* BEGIN DATA FOR THIS TASK *
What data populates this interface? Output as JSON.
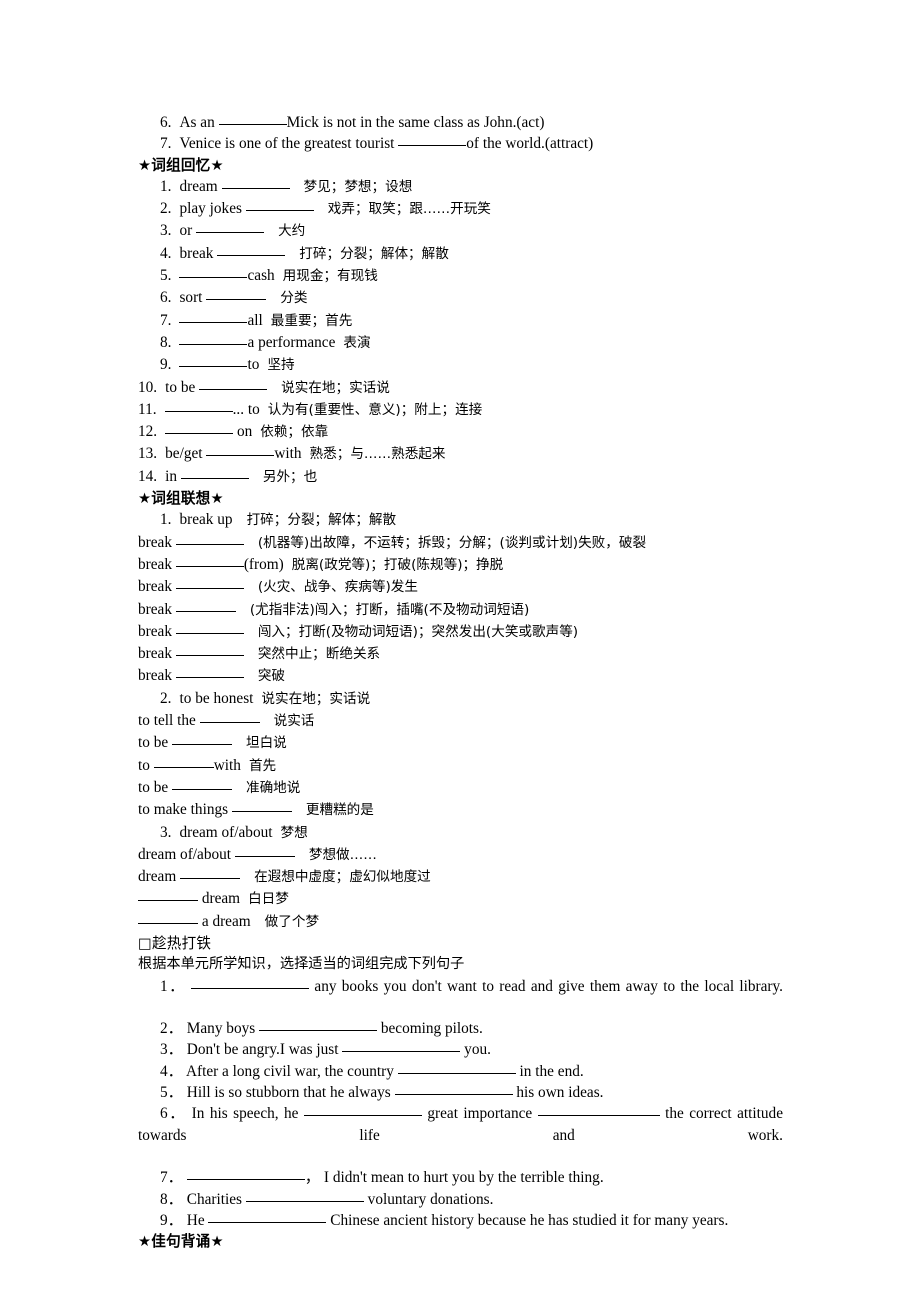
{
  "document": {
    "type": "english-workbook-worksheet",
    "language": "en-zh"
  },
  "word_form_items": [
    {
      "number": "6.",
      "before": "As an",
      "after": "Mick is not in the same class as John.(act)"
    },
    {
      "number": "7.",
      "before": "Venice is one of the greatest tourist",
      "after": "of the world.(attract)"
    }
  ],
  "phrase_recall": {
    "heading": "★词组回忆★",
    "items": [
      {
        "number": "1.",
        "before": "dream",
        "after": "",
        "gloss": "梦见；梦想；设想"
      },
      {
        "number": "2.",
        "before": "play jokes",
        "after": "",
        "gloss": "戏弄；取笑；跟……开玩笑"
      },
      {
        "number": "3.",
        "before": "or",
        "after": "",
        "gloss": "大约"
      },
      {
        "number": "4.",
        "before": "break",
        "after": "",
        "gloss": "打碎；分裂；解体；解散"
      },
      {
        "number": "5.",
        "before": "",
        "after": "cash",
        "gloss": "用现金；有现钱"
      },
      {
        "number": "6.",
        "before": "sort",
        "after": "",
        "gloss": "分类"
      },
      {
        "number": "7.",
        "before": "",
        "after": "all",
        "gloss": "最重要；首先"
      },
      {
        "number": "8.",
        "before": "",
        "after": "a performance",
        "gloss": "表演"
      },
      {
        "number": "9.",
        "before": "",
        "after": "to",
        "gloss": "坚持"
      },
      {
        "number": "10.",
        "before": "to be",
        "after": "",
        "gloss": "说实在地；实话说"
      },
      {
        "number": "11.",
        "before": "",
        "after": "... to",
        "gloss": "认为有(重要性、意义)；附上；连接"
      },
      {
        "number": "12.",
        "before": "",
        "after": "on",
        "gloss": "依赖；依靠"
      },
      {
        "number": "13.",
        "before": "be/get",
        "after": "with",
        "gloss": "熟悉；与……熟悉起来"
      },
      {
        "number": "14.",
        "before": "in",
        "after": "",
        "gloss": "另外；也"
      }
    ]
  },
  "phrase_association": {
    "heading": "★词组联想★",
    "groups": [
      {
        "number": "1.",
        "headword": "break up",
        "head_gloss": "打碎；分裂；解体；解散",
        "lines": [
          {
            "before": "break",
            "after": "",
            "gloss": "(机器等)出故障，不运转；拆毁；分解；(谈判或计划)失败，破裂"
          },
          {
            "before": "break",
            "after": "(from)",
            "gloss": "脱离(政党等)；打破(陈规等)；挣脱"
          },
          {
            "before": "break",
            "after": "",
            "gloss": "(火灾、战争、疾病等)发生"
          },
          {
            "before": "break",
            "after": "",
            "gloss": "(尤指非法)闯入；打断，插嘴(不及物动词短语)"
          },
          {
            "before": "break",
            "after": "",
            "gloss": "闯入；打断(及物动词短语)；突然发出(大笑或歌声等)"
          },
          {
            "before": "break",
            "after": "",
            "gloss": "突然中止；断绝关系"
          },
          {
            "before": "break",
            "after": "",
            "gloss": "突破"
          }
        ]
      },
      {
        "number": "2.",
        "headword": "to be honest",
        "head_gloss": "说实在地；实话说",
        "lines": [
          {
            "before": "to tell the",
            "after": "",
            "gloss": "说实话"
          },
          {
            "before": "to be",
            "after": "",
            "gloss": "坦白说"
          },
          {
            "before": "to",
            "after": "with",
            "gloss": "首先"
          },
          {
            "before": "to be",
            "after": "",
            "gloss": "准确地说"
          },
          {
            "before": "to make things",
            "after": "",
            "gloss": "更糟糕的是"
          }
        ]
      },
      {
        "number": "3.",
        "headword": "dream of/about",
        "head_gloss": "梦想",
        "lines": [
          {
            "before": "dream of/about",
            "after": "",
            "gloss": "梦想做……"
          },
          {
            "before": "dream",
            "after": "",
            "gloss": "在遐想中虚度；虚幻似地度过"
          },
          {
            "before": "",
            "after": "dream",
            "gloss": "白日梦"
          },
          {
            "before": "",
            "after": "a dream",
            "gloss": "做了个梦"
          }
        ]
      }
    ]
  },
  "strike_while_hot": {
    "heading": "□趁热打铁",
    "instruction": "根据本单元所学知识，选择适当的词组完成下列句子",
    "sentences": [
      {
        "number": "1．",
        "parts": [
          "",
          " any books you don't want to read and give them away to the local library."
        ]
      },
      {
        "number": "2．",
        "parts": [
          "Many boys ",
          " becoming pilots."
        ]
      },
      {
        "number": "3．",
        "parts": [
          "Don't be angry.I was just ",
          " you."
        ]
      },
      {
        "number": "4．",
        "parts": [
          "After a long civil war, the country ",
          " in the end."
        ]
      },
      {
        "number": "5．",
        "parts": [
          "Hill is so stubborn that he always ",
          " his own ideas."
        ]
      },
      {
        "number": "6．",
        "parts": [
          "In his speech, he ",
          " great importance ",
          " the correct attitude towards life and work."
        ]
      },
      {
        "number": "7．",
        "parts": [
          "",
          "，  I didn't mean to hurt you by the terrible thing."
        ]
      },
      {
        "number": "8．",
        "parts": [
          "Charities ",
          " voluntary donations."
        ]
      },
      {
        "number": "9．",
        "parts": [
          "He ",
          " Chinese ancient history because he has studied it for many years."
        ]
      }
    ]
  },
  "sentence_recitation": {
    "heading": "★佳句背诵★"
  }
}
* END DATA FOR THIS TASK *
* [TASK PROMPT]:
Answer with one number: how many lines in the listing hold "headword".

* [IN RESPONSE]:
3